* BEGIN *

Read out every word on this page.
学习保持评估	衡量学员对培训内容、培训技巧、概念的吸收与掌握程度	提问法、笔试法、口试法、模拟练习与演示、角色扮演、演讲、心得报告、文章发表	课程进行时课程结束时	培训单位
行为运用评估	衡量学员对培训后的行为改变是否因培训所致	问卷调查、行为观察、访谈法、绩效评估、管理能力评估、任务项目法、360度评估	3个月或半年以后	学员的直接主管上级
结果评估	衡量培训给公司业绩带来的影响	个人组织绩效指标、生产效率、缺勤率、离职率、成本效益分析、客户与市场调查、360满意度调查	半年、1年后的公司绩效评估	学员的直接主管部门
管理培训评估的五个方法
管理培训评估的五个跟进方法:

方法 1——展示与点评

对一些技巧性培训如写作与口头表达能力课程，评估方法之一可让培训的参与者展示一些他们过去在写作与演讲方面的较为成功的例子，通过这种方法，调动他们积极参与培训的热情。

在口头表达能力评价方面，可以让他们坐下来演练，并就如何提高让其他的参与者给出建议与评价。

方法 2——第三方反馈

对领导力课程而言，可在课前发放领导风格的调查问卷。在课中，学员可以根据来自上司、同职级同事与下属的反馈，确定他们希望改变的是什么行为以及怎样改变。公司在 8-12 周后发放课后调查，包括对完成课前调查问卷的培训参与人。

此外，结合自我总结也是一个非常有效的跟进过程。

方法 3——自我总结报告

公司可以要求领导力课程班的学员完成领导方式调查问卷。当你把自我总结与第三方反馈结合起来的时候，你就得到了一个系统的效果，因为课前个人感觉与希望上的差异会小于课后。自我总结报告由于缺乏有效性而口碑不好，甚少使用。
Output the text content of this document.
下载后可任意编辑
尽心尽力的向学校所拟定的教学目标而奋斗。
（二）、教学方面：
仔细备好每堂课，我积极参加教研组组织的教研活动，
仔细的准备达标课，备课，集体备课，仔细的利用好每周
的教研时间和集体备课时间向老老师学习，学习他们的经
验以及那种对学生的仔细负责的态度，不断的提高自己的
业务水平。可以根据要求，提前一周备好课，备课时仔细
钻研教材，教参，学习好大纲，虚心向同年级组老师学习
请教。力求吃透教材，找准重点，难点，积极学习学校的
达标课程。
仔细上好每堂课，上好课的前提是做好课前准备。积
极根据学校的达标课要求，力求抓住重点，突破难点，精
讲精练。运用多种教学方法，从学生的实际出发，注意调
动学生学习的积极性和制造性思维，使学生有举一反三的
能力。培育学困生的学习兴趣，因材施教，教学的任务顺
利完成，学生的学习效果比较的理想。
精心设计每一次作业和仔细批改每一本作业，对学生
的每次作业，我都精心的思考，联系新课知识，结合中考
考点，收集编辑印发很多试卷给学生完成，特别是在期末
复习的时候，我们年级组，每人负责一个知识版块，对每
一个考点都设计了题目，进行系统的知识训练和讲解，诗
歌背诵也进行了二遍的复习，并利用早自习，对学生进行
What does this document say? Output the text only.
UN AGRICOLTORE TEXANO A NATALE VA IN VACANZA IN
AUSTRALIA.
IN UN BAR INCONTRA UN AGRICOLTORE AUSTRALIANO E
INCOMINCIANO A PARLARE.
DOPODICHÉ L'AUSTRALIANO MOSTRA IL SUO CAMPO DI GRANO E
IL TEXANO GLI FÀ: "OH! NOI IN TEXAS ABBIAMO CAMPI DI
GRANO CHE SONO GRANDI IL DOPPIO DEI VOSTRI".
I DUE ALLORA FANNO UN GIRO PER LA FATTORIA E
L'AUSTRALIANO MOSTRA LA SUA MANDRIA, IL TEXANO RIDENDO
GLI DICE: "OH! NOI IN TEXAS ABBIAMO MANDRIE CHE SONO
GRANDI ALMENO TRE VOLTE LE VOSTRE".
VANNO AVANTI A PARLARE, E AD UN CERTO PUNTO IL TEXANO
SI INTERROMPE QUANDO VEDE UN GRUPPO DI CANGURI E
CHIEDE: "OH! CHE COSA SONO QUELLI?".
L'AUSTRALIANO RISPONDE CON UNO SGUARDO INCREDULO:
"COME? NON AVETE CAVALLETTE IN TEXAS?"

* END *

Return what is listed above, exactly and completely.

Solved problem:
Read out every word on this page.
学习保持评估	衡量学员对培训内容、培训技巧、概念的吸收与掌握程度	提问法、笔试法、口试法、模拟练习与演示、角色扮演、演讲、心得报告、文章发表	课程进行时课程结束时	培训单位
行为运用评估	衡量学员对培训后的行为改变是否因培训所致	问卷调查、行为观察、访谈法、绩效评估、管理能力评估、任务项目法、360度评估	3个月或半年以后	学员的直接主管上级
结果评估	衡量培训给公司业绩带来的影响	个人组织绩效指标、生产效率、缺勤率、离职率、成本效益分析、客户与市场调查、360满意度调查	半年、1年后的公司绩效评估	学员的直接主管部门
管理培训评估的五个方法
管理培训评估的五个跟进方法:

方法 1——展示与点评

对一些技巧性培训如写作与口头表达能力课程，评估方法之一可让培训的参与者展示一些他们过去在写作与演讲方面的较为成功的例子，通过这种方法，调动他们积极参与培训的热情。

在口头表达能力评价方面，可以让他们坐下来演练，并就如何提高让其他的参与者给出建议与评价。

方法 2——第三方反馈

对领导力课程而言，可在课前发放领导风格的调查问卷。在课中，学员可以根据来自上司、同职级同事与下属的反馈，确定他们希望改变的是什么行为以及怎样改变。公司在 8-12 周后发放课后调查，包括对完成课前调查问卷的培训参与人。

此外，结合自我总结也是一个非常有效的跟进过程。

方法 3——自我总结报告

公司可以要求领导力课程班的学员完成领导方式调查问卷。当你把自我总结与第三方反馈结合起来的时候，你就得到了一个系统的效果，因为课前个人感觉与希望上的差异会小于课后。自我总结报告由于缺乏有效性而口碑不好，甚少使用。
Output the text content of this document.
下载后可任意编辑
尽心尽力的向学校所拟定的教学目标而奋斗。
（二）、教学方面：
仔细备好每堂课，我积极参加教研组组织的教研活动，
仔细的准备达标课，备课，集体备课，仔细的利用好每周
的教研时间和集体备课时间向老老师学习，学习他们的经
验以及那种对学生的仔细负责的态度，不断的提高自己的
业务水平。可以根据要求，提前一周备好课，备课时仔细
钻研教材，教参，学习好大纲，虚心向同年级组老师学习
请教。力求吃透教材，找准重点，难点，积极学习学校的
达标课程。
仔细上好每堂课，上好课的前提是做好课前准备。积
极根据学校的达标课要求，力求抓住重点，突破难点，精
讲精练。运用多种教学方法，从学生的实际出发，注意调
动学生学习的积极性和制造性思维，使学生有举一反三的
能力。培育学困生的学习兴趣，因材施教，教学的任务顺
利完成，学生的学习效果比较的理想。
精心设计每一次作业和仔细批改每一本作业，对学生
的每次作业，我都精心的思考，联系新课知识，结合中考
考点，收集编辑印发很多试卷给学生完成，特别是在期末
复习的时候，我们年级组，每人负责一个知识版块，对每
一个考点都设计了题目，进行系统的知识训练和讲解，诗
歌背诵也进行了二遍的复习，并利用早自习，对学生进行
What does this document say? Output the text only.
UN AGRICOLTORE TEXANO A NATALE VA IN VACANZA IN
AUSTRALIA.
IN UN BAR INCONTRA UN AGRICOLTORE AUSTRALIANO E
INCOMINCIANO A PARLARE.
DOPODICHÉ L'AUSTRALIANO MOSTRA IL SUO CAMPO DI GRANO E
IL TEXANO GLI FÀ: "OH! NOI IN TEXAS ABBIAMO CAMPI DI
GRANO CHE SONO GRANDI IL DOPPIO DEI VOSTRI".
I DUE ALLORA FANNO UN GIRO PER LA FATTORIA E
L'AUSTRALIANO MOSTRA LA SUA MANDRIA, IL TEXANO RIDENDO
GLI DICE: "OH! NOI IN TEXAS ABBIAMO MANDRIE CHE SONO
GRANDI ALMENO TRE VOLTE LE VOSTRE".
VANNO AVANTI A PARLARE, E AD UN CERTO PUNTO IL TEXANO
SI INTERROMPE QUANDO VEDE UN GRUPPO DI CANGURI E
CHIEDE: "OH! CHE COSA SONO QUELLI?".
L'AUSTRALIANO RISPONDE CON UNO SGUARDO INCREDULO:
"COME? NON AVETE CAVALLETTE IN TEXAS?"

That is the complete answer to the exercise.